Stored items from a collection
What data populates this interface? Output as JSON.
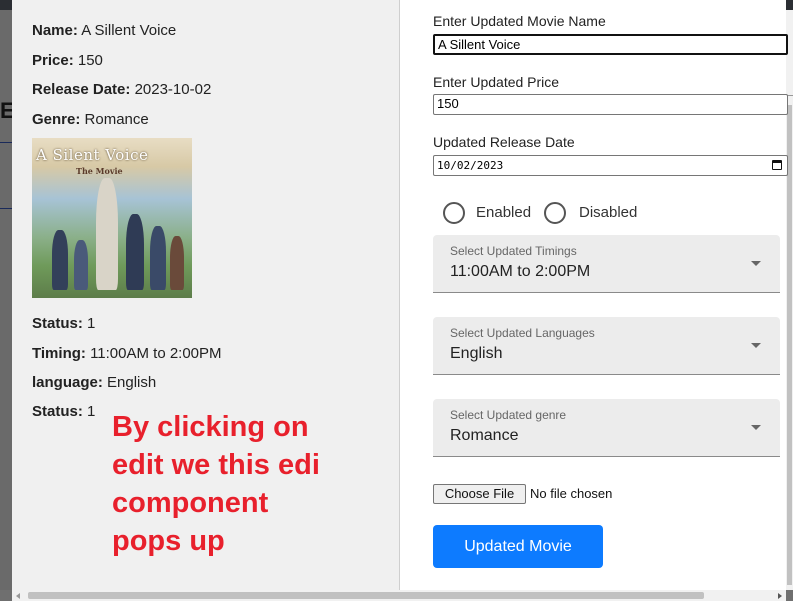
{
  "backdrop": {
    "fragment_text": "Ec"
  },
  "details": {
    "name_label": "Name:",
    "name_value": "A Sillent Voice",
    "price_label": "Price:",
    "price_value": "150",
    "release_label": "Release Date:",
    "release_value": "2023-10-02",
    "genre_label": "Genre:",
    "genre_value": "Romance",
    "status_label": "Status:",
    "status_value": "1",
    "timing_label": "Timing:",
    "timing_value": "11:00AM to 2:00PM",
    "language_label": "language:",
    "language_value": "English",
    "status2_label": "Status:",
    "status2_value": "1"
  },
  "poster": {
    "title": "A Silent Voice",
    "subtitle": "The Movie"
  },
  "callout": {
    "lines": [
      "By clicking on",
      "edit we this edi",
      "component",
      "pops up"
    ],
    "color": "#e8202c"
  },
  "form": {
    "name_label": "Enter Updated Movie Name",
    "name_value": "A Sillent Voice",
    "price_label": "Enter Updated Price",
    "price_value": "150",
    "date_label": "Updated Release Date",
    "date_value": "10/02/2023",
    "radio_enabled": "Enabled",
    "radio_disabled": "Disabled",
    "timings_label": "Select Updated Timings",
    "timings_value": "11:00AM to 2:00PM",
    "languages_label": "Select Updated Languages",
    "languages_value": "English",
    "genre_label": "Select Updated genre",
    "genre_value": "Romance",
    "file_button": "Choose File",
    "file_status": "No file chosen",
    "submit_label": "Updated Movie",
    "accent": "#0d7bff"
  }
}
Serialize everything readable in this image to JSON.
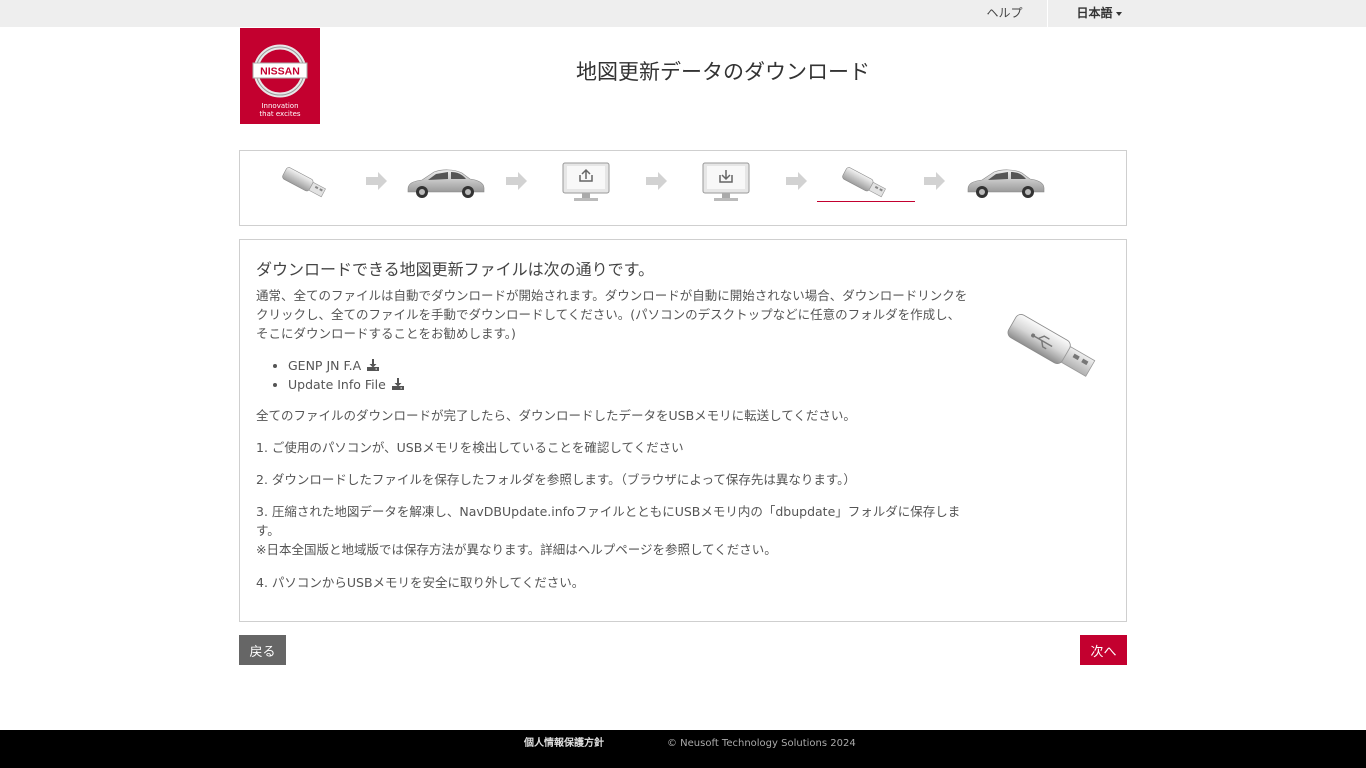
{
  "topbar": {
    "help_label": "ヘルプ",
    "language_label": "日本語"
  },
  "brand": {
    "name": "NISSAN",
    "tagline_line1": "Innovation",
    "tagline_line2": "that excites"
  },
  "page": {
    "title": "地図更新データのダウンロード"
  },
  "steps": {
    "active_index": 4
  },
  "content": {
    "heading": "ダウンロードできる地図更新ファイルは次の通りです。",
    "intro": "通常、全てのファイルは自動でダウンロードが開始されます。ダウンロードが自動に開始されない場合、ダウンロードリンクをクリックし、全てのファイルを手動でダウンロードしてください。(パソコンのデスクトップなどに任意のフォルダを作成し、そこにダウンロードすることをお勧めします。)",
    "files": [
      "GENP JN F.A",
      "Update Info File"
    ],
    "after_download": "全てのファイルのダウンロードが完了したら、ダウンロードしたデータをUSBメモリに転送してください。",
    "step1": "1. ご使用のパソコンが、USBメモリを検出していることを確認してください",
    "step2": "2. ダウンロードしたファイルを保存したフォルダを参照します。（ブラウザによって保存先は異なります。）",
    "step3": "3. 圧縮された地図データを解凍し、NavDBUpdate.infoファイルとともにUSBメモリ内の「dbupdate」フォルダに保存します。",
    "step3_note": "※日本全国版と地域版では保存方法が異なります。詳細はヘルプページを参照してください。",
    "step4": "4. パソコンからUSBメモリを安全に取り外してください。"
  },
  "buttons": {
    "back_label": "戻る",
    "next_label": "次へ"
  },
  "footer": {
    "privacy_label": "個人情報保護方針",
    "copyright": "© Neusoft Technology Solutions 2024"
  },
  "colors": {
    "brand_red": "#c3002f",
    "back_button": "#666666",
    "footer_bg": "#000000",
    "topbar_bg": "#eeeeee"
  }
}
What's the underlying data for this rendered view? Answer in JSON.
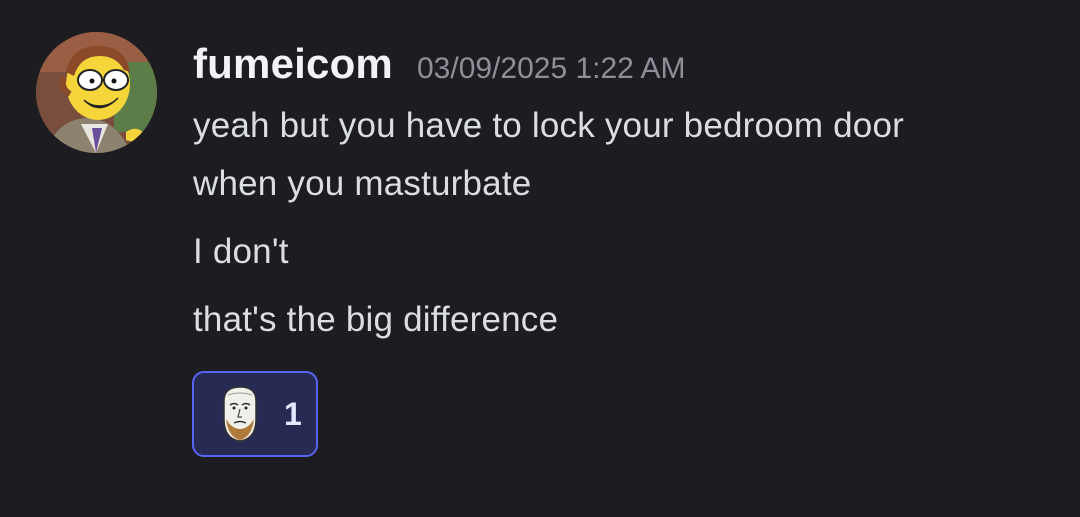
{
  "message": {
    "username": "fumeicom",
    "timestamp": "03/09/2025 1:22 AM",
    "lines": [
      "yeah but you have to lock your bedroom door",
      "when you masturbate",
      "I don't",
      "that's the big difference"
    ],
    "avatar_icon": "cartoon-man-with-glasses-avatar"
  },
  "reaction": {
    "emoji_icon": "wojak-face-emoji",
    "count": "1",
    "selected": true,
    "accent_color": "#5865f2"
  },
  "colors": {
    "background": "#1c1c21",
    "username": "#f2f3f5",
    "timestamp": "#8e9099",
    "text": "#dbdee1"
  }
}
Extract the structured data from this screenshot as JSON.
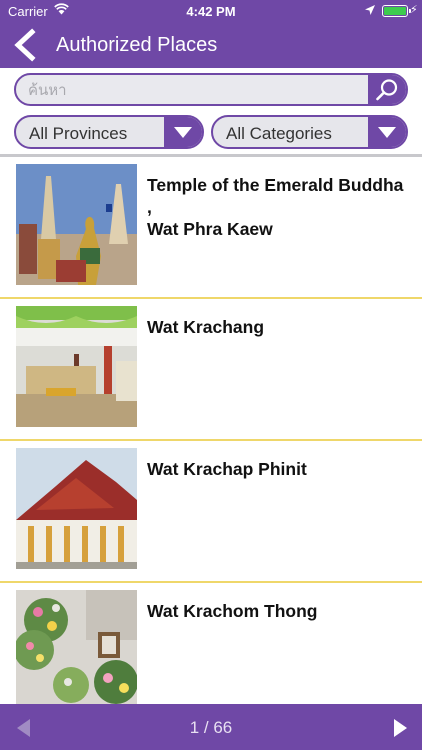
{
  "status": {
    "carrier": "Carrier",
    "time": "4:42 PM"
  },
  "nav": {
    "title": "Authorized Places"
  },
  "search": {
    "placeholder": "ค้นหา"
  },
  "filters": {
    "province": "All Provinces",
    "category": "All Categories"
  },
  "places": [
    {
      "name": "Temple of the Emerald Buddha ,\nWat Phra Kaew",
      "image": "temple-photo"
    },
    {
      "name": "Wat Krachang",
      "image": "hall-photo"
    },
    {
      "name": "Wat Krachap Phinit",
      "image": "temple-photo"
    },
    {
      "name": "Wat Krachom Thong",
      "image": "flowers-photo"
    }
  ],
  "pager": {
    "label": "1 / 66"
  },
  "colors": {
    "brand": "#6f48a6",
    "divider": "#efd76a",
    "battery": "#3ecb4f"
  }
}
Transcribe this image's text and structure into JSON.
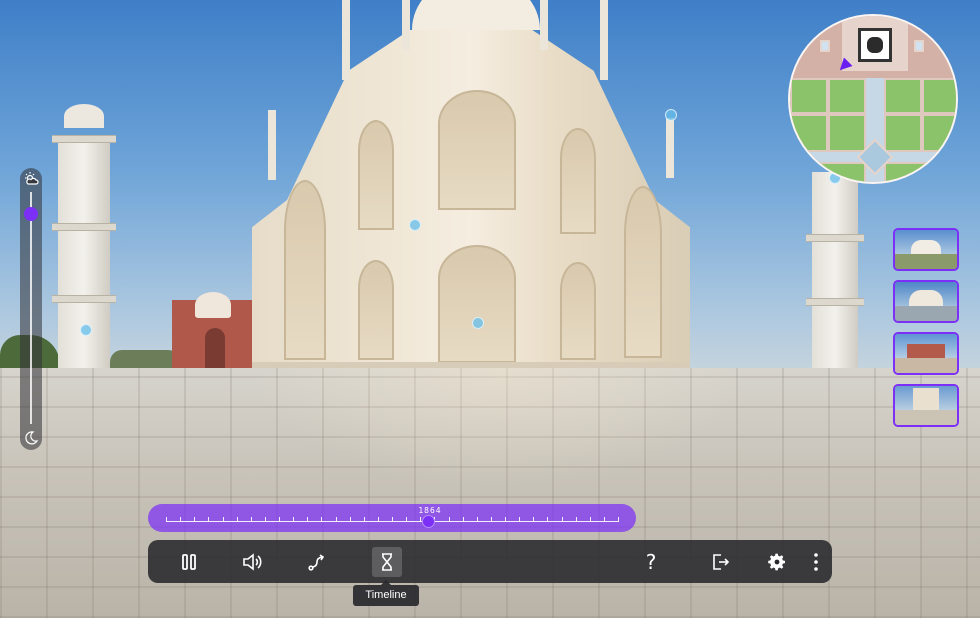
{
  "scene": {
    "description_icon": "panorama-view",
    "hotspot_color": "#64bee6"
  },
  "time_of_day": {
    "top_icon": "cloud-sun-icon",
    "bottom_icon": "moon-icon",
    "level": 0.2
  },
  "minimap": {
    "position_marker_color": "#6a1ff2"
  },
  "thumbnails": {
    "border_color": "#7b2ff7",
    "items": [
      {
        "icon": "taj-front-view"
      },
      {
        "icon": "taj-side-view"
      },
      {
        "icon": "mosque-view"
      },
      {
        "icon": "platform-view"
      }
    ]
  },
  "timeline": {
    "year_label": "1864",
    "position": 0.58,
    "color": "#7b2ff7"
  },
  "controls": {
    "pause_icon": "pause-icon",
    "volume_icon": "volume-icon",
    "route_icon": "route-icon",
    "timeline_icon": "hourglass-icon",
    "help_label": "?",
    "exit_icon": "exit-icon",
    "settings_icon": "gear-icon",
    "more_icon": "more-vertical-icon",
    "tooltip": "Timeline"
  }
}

Short exercise: Without the images, write out each line of the data verbatim.

Task solution:
What data populates this interface? Output as JSON.
{
  "backdrop": {
    "fragment_text": "Ec"
  },
  "details": {
    "name_label": "Name:",
    "name_value": "A Sillent Voice",
    "price_label": "Price:",
    "price_value": "150",
    "release_label": "Release Date:",
    "release_value": "2023-10-02",
    "genre_label": "Genre:",
    "genre_value": "Romance",
    "status_label": "Status:",
    "status_value": "1",
    "timing_label": "Timing:",
    "timing_value": "11:00AM to 2:00PM",
    "language_label": "language:",
    "language_value": "English",
    "status2_label": "Status:",
    "status2_value": "1"
  },
  "poster": {
    "title": "A Silent Voice",
    "subtitle": "The Movie"
  },
  "callout": {
    "lines": [
      "By clicking on",
      "edit we this edi",
      "component",
      "pops up"
    ],
    "color": "#e8202c"
  },
  "form": {
    "name_label": "Enter Updated Movie Name",
    "name_value": "A Sillent Voice",
    "price_label": "Enter Updated Price",
    "price_value": "150",
    "date_label": "Updated Release Date",
    "date_value": "10/02/2023",
    "radio_enabled": "Enabled",
    "radio_disabled": "Disabled",
    "timings_label": "Select Updated Timings",
    "timings_value": "11:00AM to 2:00PM",
    "languages_label": "Select Updated Languages",
    "languages_value": "English",
    "genre_label": "Select Updated genre",
    "genre_value": "Romance",
    "file_button": "Choose File",
    "file_status": "No file chosen",
    "submit_label": "Updated Movie",
    "accent": "#0d7bff"
  }
}
Serialize everything readable in this image to JSON.
{
  "topbar": {
    "help_label": "ヘルプ",
    "language_label": "日本語"
  },
  "brand": {
    "name": "NISSAN",
    "tagline_line1": "Innovation",
    "tagline_line2": "that excites"
  },
  "page": {
    "title": "地図更新データのダウンロード"
  },
  "steps": {
    "active_index": 4
  },
  "content": {
    "heading": "ダウンロードできる地図更新ファイルは次の通りです。",
    "intro": "通常、全てのファイルは自動でダウンロードが開始されます。ダウンロードが自動に開始されない場合、ダウンロードリンクをクリックし、全てのファイルを手動でダウンロードしてください。(パソコンのデスクトップなどに任意のフォルダを作成し、そこにダウンロードすることをお勧めします。)",
    "files": [
      "GENP JN F.A",
      "Update Info File"
    ],
    "after_download": "全てのファイルのダウンロードが完了したら、ダウンロードしたデータをUSBメモリに転送してください。",
    "step1": "1. ご使用のパソコンが、USBメモリを検出していることを確認してください",
    "step2": "2. ダウンロードしたファイルを保存したフォルダを参照します。（ブラウザによって保存先は異なります。）",
    "step3": "3. 圧縮された地図データを解凍し、NavDBUpdate.infoファイルとともにUSBメモリ内の「dbupdate」フォルダに保存します。",
    "step3_note": "※日本全国版と地域版では保存方法が異なります。詳細はヘルプページを参照してください。",
    "step4": "4. パソコンからUSBメモリを安全に取り外してください。"
  },
  "buttons": {
    "back_label": "戻る",
    "next_label": "次へ"
  },
  "footer": {
    "privacy_label": "個人情報保護方針",
    "copyright": "© Neusoft Technology Solutions 2024"
  },
  "colors": {
    "brand_red": "#c3002f",
    "back_button": "#666666",
    "footer_bg": "#000000",
    "topbar_bg": "#eeeeee"
  }
}
What's the underlying data for this rendered view? Answer in JSON.
{
  "message": {
    "username": "fumeicom",
    "timestamp": "03/09/2025 1:22 AM",
    "lines": [
      "yeah but you have to lock your bedroom door",
      "when you masturbate",
      "I don't",
      "that's the big difference"
    ],
    "avatar_icon": "cartoon-man-with-glasses-avatar"
  },
  "reaction": {
    "emoji_icon": "wojak-face-emoji",
    "count": "1",
    "selected": true,
    "accent_color": "#5865f2"
  },
  "colors": {
    "background": "#1c1c21",
    "username": "#f2f3f5",
    "timestamp": "#8e9099",
    "text": "#dbdee1"
  }
}
Extract the structured data from this screenshot as JSON.
{
  "status": {
    "carrier": "Carrier",
    "time": "4:42 PM"
  },
  "nav": {
    "title": "Authorized Places"
  },
  "search": {
    "placeholder": "ค้นหา"
  },
  "filters": {
    "province": "All Provinces",
    "category": "All Categories"
  },
  "places": [
    {
      "name": "Temple of the Emerald Buddha ,\nWat Phra Kaew",
      "image": "temple-photo"
    },
    {
      "name": "Wat Krachang",
      "image": "hall-photo"
    },
    {
      "name": "Wat Krachap Phinit",
      "image": "temple-photo"
    },
    {
      "name": "Wat Krachom Thong",
      "image": "flowers-photo"
    }
  ],
  "pager": {
    "label": "1 / 66"
  },
  "colors": {
    "brand": "#6f48a6",
    "divider": "#efd76a",
    "battery": "#3ecb4f"
  }
}
Transcribe this image's text and structure into JSON.
{
  "scene": {
    "description_icon": "panorama-view",
    "hotspot_color": "#64bee6"
  },
  "time_of_day": {
    "top_icon": "cloud-sun-icon",
    "bottom_icon": "moon-icon",
    "level": 0.2
  },
  "minimap": {
    "position_marker_color": "#6a1ff2"
  },
  "thumbnails": {
    "border_color": "#7b2ff7",
    "items": [
      {
        "icon": "taj-front-view"
      },
      {
        "icon": "taj-side-view"
      },
      {
        "icon": "mosque-view"
      },
      {
        "icon": "platform-view"
      }
    ]
  },
  "timeline": {
    "year_label": "1864",
    "position": 0.58,
    "color": "#7b2ff7"
  },
  "controls": {
    "pause_icon": "pause-icon",
    "volume_icon": "volume-icon",
    "route_icon": "route-icon",
    "timeline_icon": "hourglass-icon",
    "help_label": "?",
    "exit_icon": "exit-icon",
    "settings_icon": "gear-icon",
    "more_icon": "more-vertical-icon",
    "tooltip": "Timeline"
  }
}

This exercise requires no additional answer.